▸ **Spatial annotation entries**:
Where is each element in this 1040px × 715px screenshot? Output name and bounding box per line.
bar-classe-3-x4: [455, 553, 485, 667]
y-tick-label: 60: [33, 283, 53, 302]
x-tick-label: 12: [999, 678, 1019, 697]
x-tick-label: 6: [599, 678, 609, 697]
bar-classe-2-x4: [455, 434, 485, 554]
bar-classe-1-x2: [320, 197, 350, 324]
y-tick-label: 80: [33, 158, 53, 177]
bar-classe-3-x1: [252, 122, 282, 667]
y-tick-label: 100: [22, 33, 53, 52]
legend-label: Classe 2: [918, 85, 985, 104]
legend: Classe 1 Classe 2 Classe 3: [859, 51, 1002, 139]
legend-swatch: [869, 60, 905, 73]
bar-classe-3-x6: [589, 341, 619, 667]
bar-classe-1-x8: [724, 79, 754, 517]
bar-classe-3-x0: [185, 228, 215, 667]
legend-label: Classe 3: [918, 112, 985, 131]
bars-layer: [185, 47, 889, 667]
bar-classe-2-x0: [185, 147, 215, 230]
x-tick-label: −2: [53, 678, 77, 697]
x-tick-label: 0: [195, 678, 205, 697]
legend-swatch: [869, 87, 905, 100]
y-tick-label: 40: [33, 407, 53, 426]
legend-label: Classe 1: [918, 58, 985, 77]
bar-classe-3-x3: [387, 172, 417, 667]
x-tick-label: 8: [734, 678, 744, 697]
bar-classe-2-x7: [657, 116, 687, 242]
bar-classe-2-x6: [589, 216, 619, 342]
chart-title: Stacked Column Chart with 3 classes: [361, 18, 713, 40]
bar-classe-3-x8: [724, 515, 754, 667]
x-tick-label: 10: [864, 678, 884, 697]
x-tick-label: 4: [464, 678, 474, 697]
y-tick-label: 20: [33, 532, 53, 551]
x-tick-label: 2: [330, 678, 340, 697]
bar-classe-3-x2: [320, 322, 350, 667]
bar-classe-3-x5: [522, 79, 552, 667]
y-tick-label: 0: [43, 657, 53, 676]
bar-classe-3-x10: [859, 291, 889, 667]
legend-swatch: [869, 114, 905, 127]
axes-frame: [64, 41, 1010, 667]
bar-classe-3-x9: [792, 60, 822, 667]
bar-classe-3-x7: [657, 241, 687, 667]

▸ **Work instructions**:
Return every line of the entries above word for word, in the same order, with no changes.

▸ **Result below**:
Where is each element in this 1040px × 715px screenshot? Output name and bounding box per line.
bar-classe-3-x4: [455, 553, 485, 667]
y-tick-label: 60: [33, 283, 53, 302]
x-tick-label: 12: [999, 678, 1019, 697]
x-tick-label: 6: [599, 678, 609, 697]
bar-classe-2-x4: [455, 434, 485, 554]
bar-classe-1-x2: [320, 197, 350, 324]
y-tick-label: 80: [33, 158, 53, 177]
bar-classe-3-x1: [252, 122, 282, 667]
y-tick-label: 100: [22, 33, 53, 52]
legend-label: Classe 2: [918, 85, 985, 104]
legend: Classe 1 Classe 2 Classe 3: [859, 51, 1002, 139]
legend-swatch: [869, 60, 905, 73]
bar-classe-3-x6: [589, 341, 619, 667]
bar-classe-1-x8: [724, 79, 754, 517]
bar-classe-3-x0: [185, 228, 215, 667]
legend-label: Classe 3: [918, 112, 985, 131]
bars-layer: [185, 47, 889, 667]
bar-classe-2-x0: [185, 147, 215, 230]
x-tick-label: −2: [53, 678, 77, 697]
x-tick-label: 0: [195, 678, 205, 697]
legend-swatch: [869, 87, 905, 100]
y-tick-label: 40: [33, 407, 53, 426]
legend-label: Classe 1: [918, 58, 985, 77]
bar-classe-3-x3: [387, 172, 417, 667]
x-tick-label: 8: [734, 678, 744, 697]
bar-classe-2-x7: [657, 116, 687, 242]
bar-classe-2-x6: [589, 216, 619, 342]
chart-title: Stacked Column Chart with 3 classes: [361, 18, 713, 40]
bar-classe-3-x8: [724, 515, 754, 667]
x-tick-label: 10: [864, 678, 884, 697]
x-tick-label: 4: [464, 678, 474, 697]
y-tick-label: 20: [33, 532, 53, 551]
x-tick-label: 2: [330, 678, 340, 697]
bar-classe-3-x2: [320, 322, 350, 667]
bar-classe-3-x5: [522, 79, 552, 667]
y-tick-label: 0: [43, 657, 53, 676]
bar-classe-3-x10: [859, 291, 889, 667]
legend-swatch: [869, 114, 905, 127]
axes-frame: [64, 41, 1010, 667]
bar-classe-3-x9: [792, 60, 822, 667]
bar-classe-3-x7: [657, 241, 687, 667]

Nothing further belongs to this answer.